== PROBLEM TO SOLVE ==
Read the records and gather each line that includes "Wort".

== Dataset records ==
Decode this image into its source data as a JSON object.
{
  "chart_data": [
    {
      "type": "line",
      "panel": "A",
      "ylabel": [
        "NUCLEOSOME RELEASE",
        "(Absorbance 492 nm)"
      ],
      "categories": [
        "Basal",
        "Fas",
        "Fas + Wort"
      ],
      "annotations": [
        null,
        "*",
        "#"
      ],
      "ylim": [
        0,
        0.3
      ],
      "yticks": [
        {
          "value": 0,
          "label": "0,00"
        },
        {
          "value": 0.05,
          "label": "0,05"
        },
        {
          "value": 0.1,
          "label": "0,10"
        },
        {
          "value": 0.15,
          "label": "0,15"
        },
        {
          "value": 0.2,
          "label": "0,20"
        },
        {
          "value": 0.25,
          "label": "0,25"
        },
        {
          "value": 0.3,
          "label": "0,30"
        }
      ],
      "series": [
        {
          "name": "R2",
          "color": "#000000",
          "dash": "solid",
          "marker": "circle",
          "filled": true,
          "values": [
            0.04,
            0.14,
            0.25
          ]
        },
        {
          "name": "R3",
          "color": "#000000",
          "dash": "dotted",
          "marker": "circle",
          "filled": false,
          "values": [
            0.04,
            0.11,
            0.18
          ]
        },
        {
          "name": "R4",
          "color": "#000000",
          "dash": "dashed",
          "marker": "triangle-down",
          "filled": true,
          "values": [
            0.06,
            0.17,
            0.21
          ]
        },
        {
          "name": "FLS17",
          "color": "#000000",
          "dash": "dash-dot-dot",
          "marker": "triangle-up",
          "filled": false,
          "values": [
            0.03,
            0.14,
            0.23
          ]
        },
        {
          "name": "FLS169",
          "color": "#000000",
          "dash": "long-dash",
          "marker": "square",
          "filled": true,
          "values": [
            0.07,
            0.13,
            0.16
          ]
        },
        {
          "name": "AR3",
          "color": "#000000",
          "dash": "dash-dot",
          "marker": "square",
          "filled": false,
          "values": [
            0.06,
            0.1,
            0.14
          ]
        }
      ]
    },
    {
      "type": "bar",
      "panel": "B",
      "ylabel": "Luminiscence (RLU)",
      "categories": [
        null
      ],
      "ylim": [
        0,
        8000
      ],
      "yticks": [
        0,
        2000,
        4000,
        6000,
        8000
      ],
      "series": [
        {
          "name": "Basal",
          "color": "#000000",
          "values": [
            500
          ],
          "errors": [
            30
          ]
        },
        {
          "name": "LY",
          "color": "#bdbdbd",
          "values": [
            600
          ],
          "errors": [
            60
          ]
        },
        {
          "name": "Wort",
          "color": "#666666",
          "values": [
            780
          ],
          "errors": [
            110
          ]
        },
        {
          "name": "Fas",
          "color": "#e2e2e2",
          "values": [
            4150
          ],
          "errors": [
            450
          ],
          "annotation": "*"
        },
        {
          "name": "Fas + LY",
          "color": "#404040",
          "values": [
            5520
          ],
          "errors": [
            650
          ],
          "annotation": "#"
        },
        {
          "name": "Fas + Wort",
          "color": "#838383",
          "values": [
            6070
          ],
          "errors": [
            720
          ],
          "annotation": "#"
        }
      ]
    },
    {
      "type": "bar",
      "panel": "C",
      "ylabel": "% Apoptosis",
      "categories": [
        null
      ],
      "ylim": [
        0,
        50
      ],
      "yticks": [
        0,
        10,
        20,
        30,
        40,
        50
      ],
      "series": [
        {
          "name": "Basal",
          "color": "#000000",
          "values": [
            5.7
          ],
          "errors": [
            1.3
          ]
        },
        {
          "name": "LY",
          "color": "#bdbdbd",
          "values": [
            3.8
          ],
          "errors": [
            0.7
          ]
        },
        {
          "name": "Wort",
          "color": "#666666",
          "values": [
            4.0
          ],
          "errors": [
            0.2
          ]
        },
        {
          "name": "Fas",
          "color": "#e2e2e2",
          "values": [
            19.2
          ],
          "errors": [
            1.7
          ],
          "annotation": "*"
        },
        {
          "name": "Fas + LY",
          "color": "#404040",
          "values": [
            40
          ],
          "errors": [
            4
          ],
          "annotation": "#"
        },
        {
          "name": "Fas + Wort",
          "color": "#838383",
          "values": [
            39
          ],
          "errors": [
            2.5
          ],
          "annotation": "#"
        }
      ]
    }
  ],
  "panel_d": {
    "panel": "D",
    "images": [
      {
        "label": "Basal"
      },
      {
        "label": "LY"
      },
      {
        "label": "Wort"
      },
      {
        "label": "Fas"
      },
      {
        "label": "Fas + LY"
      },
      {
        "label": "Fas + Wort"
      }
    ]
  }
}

== RESPONSE TO THE EXERCISE ==
        "Fas + Wort"
          "name": "Wort",
          "name": "Fas + Wort",
          "name": "Wort",
          "name": "Fas + Wort",
        "label": "Wort"
        "label": "Fas + Wort"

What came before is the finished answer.